Task description — In the listing below, find every line with the string "What" and pull it out.

>> Start Data provided

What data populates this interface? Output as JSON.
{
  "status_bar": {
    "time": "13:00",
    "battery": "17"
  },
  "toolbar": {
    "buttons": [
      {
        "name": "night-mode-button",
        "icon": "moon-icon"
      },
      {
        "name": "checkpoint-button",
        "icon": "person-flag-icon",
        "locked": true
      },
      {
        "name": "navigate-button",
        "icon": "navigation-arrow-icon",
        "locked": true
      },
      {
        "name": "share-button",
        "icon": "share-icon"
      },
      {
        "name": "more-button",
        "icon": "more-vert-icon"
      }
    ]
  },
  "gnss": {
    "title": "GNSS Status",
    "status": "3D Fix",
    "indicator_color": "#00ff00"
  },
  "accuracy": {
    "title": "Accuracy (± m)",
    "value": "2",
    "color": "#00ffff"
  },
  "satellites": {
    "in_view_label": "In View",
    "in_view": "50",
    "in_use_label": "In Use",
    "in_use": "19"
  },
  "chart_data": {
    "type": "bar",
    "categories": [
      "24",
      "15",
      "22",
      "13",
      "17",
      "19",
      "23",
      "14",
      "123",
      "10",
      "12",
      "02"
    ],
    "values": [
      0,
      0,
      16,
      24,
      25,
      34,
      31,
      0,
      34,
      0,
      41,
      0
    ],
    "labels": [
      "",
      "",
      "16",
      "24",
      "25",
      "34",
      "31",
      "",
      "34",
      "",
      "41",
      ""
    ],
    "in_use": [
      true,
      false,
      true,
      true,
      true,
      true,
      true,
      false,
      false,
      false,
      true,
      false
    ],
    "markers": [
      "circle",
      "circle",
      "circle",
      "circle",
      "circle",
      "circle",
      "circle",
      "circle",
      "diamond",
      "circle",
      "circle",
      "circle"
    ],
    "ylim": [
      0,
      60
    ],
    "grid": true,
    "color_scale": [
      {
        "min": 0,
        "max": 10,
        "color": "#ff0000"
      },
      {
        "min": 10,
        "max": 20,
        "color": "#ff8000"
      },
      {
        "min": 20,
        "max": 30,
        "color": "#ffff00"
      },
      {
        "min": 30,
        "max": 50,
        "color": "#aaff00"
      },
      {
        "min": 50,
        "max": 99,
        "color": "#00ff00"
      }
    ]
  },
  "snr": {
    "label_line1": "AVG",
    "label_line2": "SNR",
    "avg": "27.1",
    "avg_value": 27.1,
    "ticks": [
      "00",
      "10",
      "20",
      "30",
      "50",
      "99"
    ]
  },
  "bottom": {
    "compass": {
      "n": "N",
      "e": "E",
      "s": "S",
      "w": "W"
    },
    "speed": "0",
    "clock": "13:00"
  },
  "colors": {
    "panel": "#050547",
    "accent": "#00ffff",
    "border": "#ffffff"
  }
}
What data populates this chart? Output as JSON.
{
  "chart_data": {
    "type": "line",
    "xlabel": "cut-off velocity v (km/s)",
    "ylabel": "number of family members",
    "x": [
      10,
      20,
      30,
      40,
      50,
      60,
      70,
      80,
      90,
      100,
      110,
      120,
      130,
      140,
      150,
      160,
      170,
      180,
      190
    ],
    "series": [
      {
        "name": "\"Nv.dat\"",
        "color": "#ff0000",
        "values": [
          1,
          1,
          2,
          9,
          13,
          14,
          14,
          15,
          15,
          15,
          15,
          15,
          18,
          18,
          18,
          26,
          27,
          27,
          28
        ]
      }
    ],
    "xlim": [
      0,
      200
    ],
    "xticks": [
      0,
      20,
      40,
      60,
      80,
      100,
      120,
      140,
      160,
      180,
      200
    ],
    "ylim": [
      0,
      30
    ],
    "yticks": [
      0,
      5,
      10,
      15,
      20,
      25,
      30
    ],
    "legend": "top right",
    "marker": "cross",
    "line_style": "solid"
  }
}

>> End Data provided

Solution for this task —
What data populates this interface? Output as JSON.
What data populates this chart? Output as JSON.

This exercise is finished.